PROBLEM DETAILS: The records that follow are to be repeated exactly, with the pictures removed.

DATA SECTION:
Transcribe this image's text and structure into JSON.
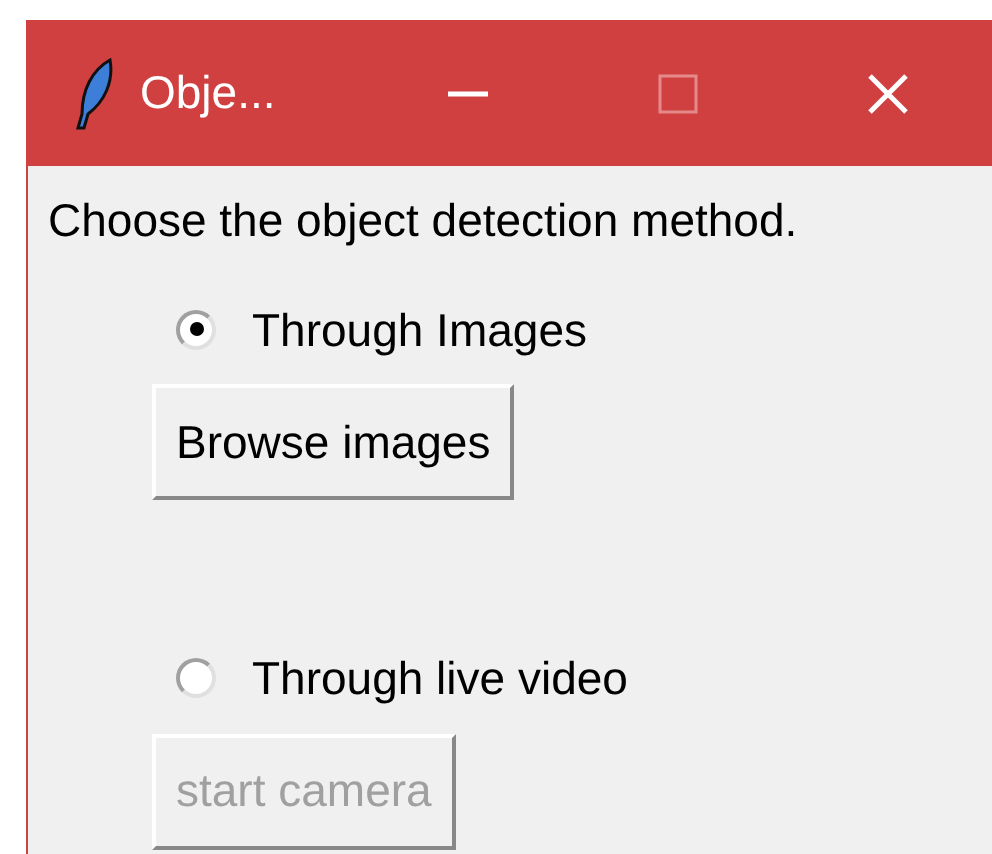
{
  "window": {
    "title": "Obje...",
    "controls": [
      {
        "kind": "minimize",
        "disabled": false
      },
      {
        "kind": "maximize",
        "disabled": true
      },
      {
        "kind": "close",
        "disabled": false
      }
    ]
  },
  "prompt": "Choose the object detection method.",
  "options": [
    {
      "label": "Through Images",
      "selected": true,
      "button": {
        "label": "Browse images",
        "disabled": false
      }
    },
    {
      "label": "Through live video",
      "selected": false,
      "button": {
        "label": "start camera",
        "disabled": true
      }
    }
  ]
}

THE REPLY:
Transcribe this image's text and structure into JSON.
{
  "window": {
    "title": "Obje...",
    "controls": [
      {
        "kind": "minimize",
        "disabled": false
      },
      {
        "kind": "maximize",
        "disabled": true
      },
      {
        "kind": "close",
        "disabled": false
      }
    ]
  },
  "prompt": "Choose the object detection method.",
  "options": [
    {
      "label": "Through Images",
      "selected": true,
      "button": {
        "label": "Browse images",
        "disabled": false
      }
    },
    {
      "label": "Through live video",
      "selected": false,
      "button": {
        "label": "start camera",
        "disabled": true
      }
    }
  ]
}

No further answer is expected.